__Stated problem__. From the entries below, copy out every line with "giíi" in it.

(Dataset items)

━━━━━━━━━━━━━━━━━━━━━━━━━━━━━━

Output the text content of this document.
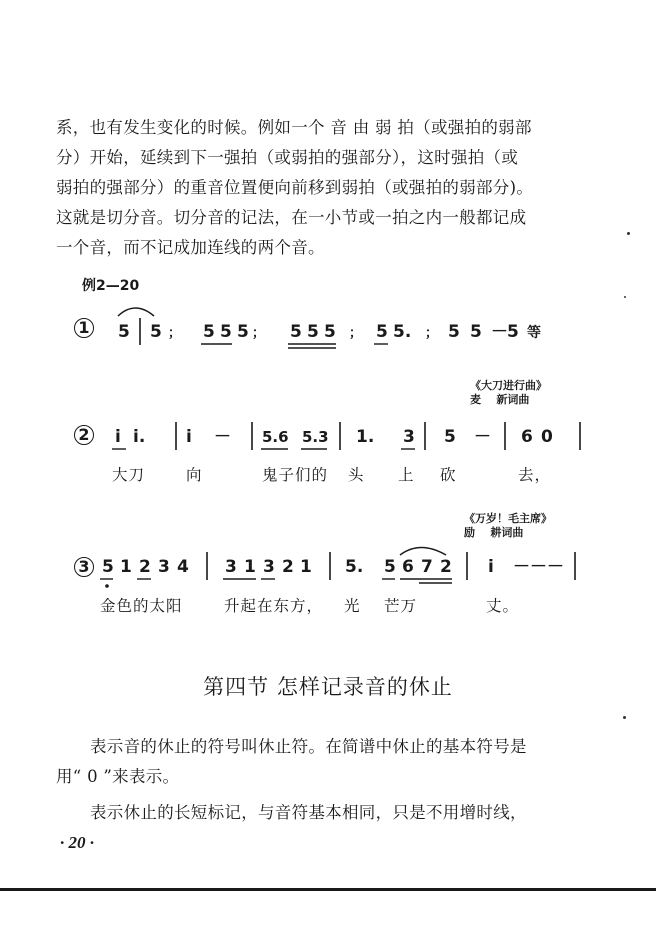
系，也有发生变化的时候。例如一个 音 由 弱 拍（或强拍的弱部
分）开始，延续到下一强拍（或弱拍的强部分），这时强拍（或
弱拍的强部分）的重音位置便向前移到弱拍（或强拍的弱部分)。
这就是切分音。切分音的记法，在一小节或一拍之内一般都记成
一个音，而不记成加连线的两个音。
例2—20
1
2
3
《大刀进行曲》
麦    新词曲
《万岁！毛主席》
励    耕词曲
5 5 ； 5 5 5 ； 5 5 5 ； 5 5. ； 5 5 － 5 等
i i. i － 5.6 5.3 1. 3 5 － 6 0
5 1 2 3 4 3 1 3 2 1 5. 5 6 7 2 i － － －
大刀	向	鬼子们的 头 上 砍	去，
金色的太阳	升起在东方， 光 芒万	丈。
第四节 怎样记录音的休止
表示音的休止的符号叫休止符。在简谱中休止的基本符号是
用“ 0 ”来表示。
表示休止的长短标记，与音符基本相同，只是不用增时线，
· 20 ·
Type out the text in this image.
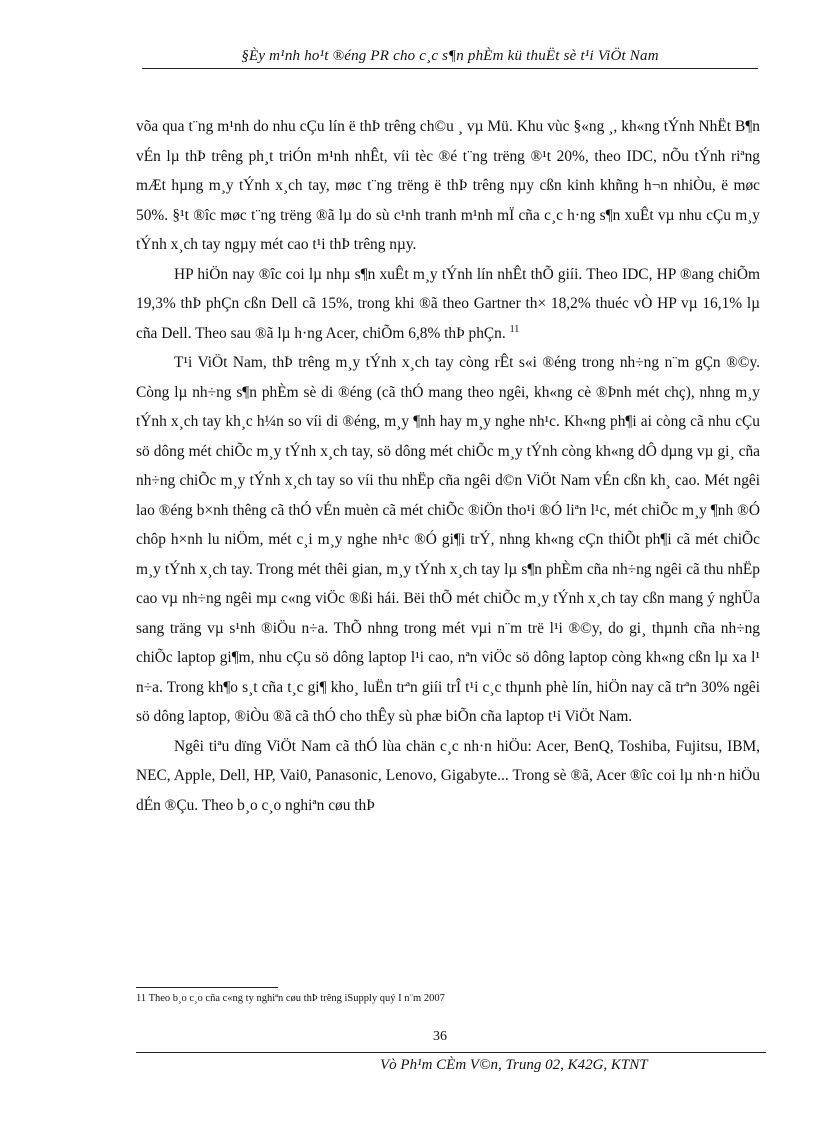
§Èy m¹nh ho¹t ®éng PR cho c¸c s¶n phÈm kü thuËt sè t¹i ViÖt Nam

võa qua t¨ng m¹nh do nhu cÇu lín ë thÞ trêng ch©u ¸ vµ Mü. Khu vùc §«ng ¸, kh«ng tÝnh NhËt B¶n vÉn lµ thÞ trêng ph¸t triÓn m¹nh nhÊt, víi tèc ®é t¨ng trëng ®¹t 20%, theo IDC, nÕu tÝnh riªng mÆt hµng m¸y tÝnh x¸ch tay, møc t¨ng trëng ë thÞ trêng nµy cßn kinh khñng h¬n nhiÒu, ë møc 50%. §¹t ®îc møc t¨ng trëng ®ã lµ do sù c¹nh tranh m¹nh mÏ cña c¸c h·ng s¶n xuÊt vµ nhu cÇu m¸y tÝnh x¸ch tay ngµy mét cao t¹i thÞ trêng nµy.

HP hiÖn nay ®îc coi lµ nhµ s¶n xuÊt m¸y tÝnh lín nhÊt thÕ giíi. Theo IDC, HP ®ang chiÕm 19,3% thÞ phÇn cßn Dell cã 15%, trong khi ®ã theo Gartner th× 18,2% thuéc vÒ HP vµ 16,1% lµ cña Dell. Theo sau ®ã lµ h·ng Acer, chiÕm 6,8% thÞ phÇn. $^{11}$

T¹i ViÖt Nam, thÞ trêng m¸y tÝnh x¸ch tay còng rÊt s«i ®éng trong nh÷ng n¨m gÇn ®©y. Còng lµ nh÷ng s¶n phÈm sè di ®éng (cã thÓ mang theo ngêi, kh«ng cè ®Þnh mét chç), nhng m¸y tÝnh x¸ch tay kh¸c h¼n so víi di ®éng, m¸y ¶nh hay m¸y nghe nh¹c. Kh«ng ph¶i ai còng cã nhu cÇu sö dông mét chiÕc m¸y tÝnh x¸ch tay, sö dông mét chiÕc m¸y tÝnh còng kh«ng dÔ dµng vµ gi¸ cña nh÷ng chiÕc m¸y tÝnh x¸ch tay so víi thu nhËp cña ngêi d©n ViÖt Nam vÉn cßn kh¸ cao. Mét ngêi lao ®éng b×nh thêng cã thÓ vÉn muèn cã mét chiÕc ®iÖn tho¹i ®Ó liªn l¹c, mét chiÕc m¸y ¶nh ®Ó chôp h×nh lu niÖm, mét c¸i m¸y nghe nh¹c ®Ó gi¶i trÝ, nhng kh«ng cÇn thiÕt ph¶i cã mét chiÕc m¸y tÝnh x¸ch tay. Trong mét thêi gian, m¸y tÝnh x¸ch tay lµ s¶n phÈm cña nh÷ng ngêi cã thu nhËp cao vµ nh÷ng ngêi mµ c«ng viÖc ®ßi hái. Bëi thÕ mét chiÕc m¸y tÝnh x¸ch tay cßn mang ý nghÜa sang träng vµ s¹nh ®iÖu n÷a. ThÕ nhng trong mét vµi n¨m trë l¹i ®©y, do gi¸ thµnh cña nh÷ng chiÕc laptop gi¶m, nhu cÇu sö dông laptop l¹i cao, nªn viÖc sö dông laptop còng kh«ng cßn lµ xa l¹ n÷a. Trong kh¶o s¸t cña t¸c gi¶ kho¸ luËn trªn giíi trÎ t¹i c¸c thµnh phè lín, hiÖn nay cã trªn 30% ngêi sö dông laptop, ®iÒu ®ã cã thÓ cho thÊy sù phæ biÕn cña laptop t¹i ViÖt Nam.

Ngêi tiªu dïng ViÖt Nam cã thÓ lùa chän c¸c nh·n hiÖu: Acer, BenQ, Toshiba, Fujitsu, IBM, NEC, Apple, Dell, HP, Vai0, Panasonic, Lenovo, Gigabyte... Trong sè ®ã, Acer ®îc coi lµ nh·n hiÖu dÉn ®Çu. Theo b¸o c¸o nghiªn cøu thÞ

11 Theo b¸o c¸o cña c«ng ty nghiªn cøu thÞ trêng iSupply quý I n¨m 2007
36
Vò Ph¹m CÈm V©n, Trung 02, K42G, KTNT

━━━━━━━━━━━━━━━━━━━━━━━━━━━━━━

__Finished answer__.
HP hiÖn nay ®îc coi lµ nhµ s¶n xuÊt m¸y tÝnh lín nhÊt thÕ giíi. Theo IDC, HP ®ang chiÕm 19,3% thÞ phÇn cßn Dell cã 15%, trong khi ®ã theo Gartner th× 18,2% thuéc vÒ HP vµ 16,1% lµ cña Dell. Theo sau ®ã lµ h·ng Acer, chiÕm 6,8% thÞ phÇn. $^{11}$
T¹i ViÖt Nam, thÞ trêng m¸y tÝnh x¸ch tay còng rÊt s«i ®éng trong nh÷ng n¨m gÇn ®©y. Còng lµ nh÷ng s¶n phÈm sè di ®éng (cã thÓ mang theo ngêi, kh«ng cè ®Þnh mét chç), nhng m¸y tÝnh x¸ch tay kh¸c h¼n so víi di ®éng, m¸y ¶nh hay m¸y nghe nh¹c. Kh«ng ph¶i ai còng cã nhu cÇu sö dông mét chiÕc m¸y tÝnh x¸ch tay, sö dông mét chiÕc m¸y tÝnh còng kh«ng dÔ dµng vµ gi¸ cña nh÷ng chiÕc m¸y tÝnh x¸ch tay so víi thu nhËp cña ngêi d©n ViÖt Nam vÉn cßn kh¸ cao. Mét ngêi lao ®éng b×nh thêng cã thÓ vÉn muèn cã mét chiÕc ®iÖn tho¹i ®Ó liªn l¹c, mét chiÕc m¸y ¶nh ®Ó chôp h×nh lu niÖm, mét c¸i m¸y nghe nh¹c ®Ó gi¶i trÝ, nhng kh«ng cÇn thiÕt ph¶i cã mét chiÕc m¸y tÝnh x¸ch tay. Trong mét thêi gian, m¸y tÝnh x¸ch tay lµ s¶n phÈm cña nh÷ng ngêi cã thu nhËp cao vµ nh÷ng ngêi mµ c«ng viÖc ®ßi hái. Bëi thÕ mét chiÕc m¸y tÝnh x¸ch tay cßn mang ý nghÜa sang träng vµ s¹nh ®iÖu n÷a. ThÕ nhng trong mét vµi n¨m trë l¹i ®©y, do gi¸ thµnh cña nh÷ng chiÕc laptop gi¶m, nhu cÇu sö dông laptop l¹i cao, nªn viÖc sö dông laptop còng kh«ng cßn lµ xa l¹ n÷a. Trong kh¶o s¸t cña t¸c gi¶ kho¸ luËn trªn giíi trÎ t¹i c¸c thµnh phè lín, hiÖn nay cã trªn 30% ngêi sö dông laptop, ®iÒu ®ã cã thÓ cho thÊy sù phæ biÕn cña laptop t¹i ViÖt Nam.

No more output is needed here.